*RECORDS PROVIDED*
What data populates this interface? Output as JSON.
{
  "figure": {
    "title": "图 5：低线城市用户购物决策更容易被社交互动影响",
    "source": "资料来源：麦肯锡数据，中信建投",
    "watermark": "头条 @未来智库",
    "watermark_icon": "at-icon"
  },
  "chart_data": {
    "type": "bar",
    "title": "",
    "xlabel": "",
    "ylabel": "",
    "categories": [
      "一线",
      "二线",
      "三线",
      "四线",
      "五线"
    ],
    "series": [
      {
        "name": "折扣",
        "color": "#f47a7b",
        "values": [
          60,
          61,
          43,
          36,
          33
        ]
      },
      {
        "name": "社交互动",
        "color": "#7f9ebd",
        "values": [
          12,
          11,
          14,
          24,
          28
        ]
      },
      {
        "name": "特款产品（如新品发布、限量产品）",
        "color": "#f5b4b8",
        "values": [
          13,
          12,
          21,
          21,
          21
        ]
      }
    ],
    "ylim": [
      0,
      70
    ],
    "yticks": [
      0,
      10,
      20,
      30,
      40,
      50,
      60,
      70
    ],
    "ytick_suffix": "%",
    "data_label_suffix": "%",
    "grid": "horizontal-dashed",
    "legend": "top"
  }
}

*EXERCISE*
Write out the whole listing exactly.

*SOLUTION FOR THIS EXERCISE*
What data populates this interface? Output as JSON.
{
  "figure": {
    "title": "图 5：低线城市用户购物决策更容易被社交互动影响",
    "source": "资料来源：麦肯锡数据，中信建投",
    "watermark": "头条 @未来智库",
    "watermark_icon": "at-icon"
  },
  "chart_data": {
    "type": "bar",
    "title": "",
    "xlabel": "",
    "ylabel": "",
    "categories": [
      "一线",
      "二线",
      "三线",
      "四线",
      "五线"
    ],
    "series": [
      {
        "name": "折扣",
        "color": "#f47a7b",
        "values": [
          60,
          61,
          43,
          36,
          33
        ]
      },
      {
        "name": "社交互动",
        "color": "#7f9ebd",
        "values": [
          12,
          11,
          14,
          24,
          28
        ]
      },
      {
        "name": "特款产品（如新品发布、限量产品）",
        "color": "#f5b4b8",
        "values": [
          13,
          12,
          21,
          21,
          21
        ]
      }
    ],
    "ylim": [
      0,
      70
    ],
    "yticks": [
      0,
      10,
      20,
      30,
      40,
      50,
      60,
      70
    ],
    "ytick_suffix": "%",
    "data_label_suffix": "%",
    "grid": "horizontal-dashed",
    "legend": "top"
  }
}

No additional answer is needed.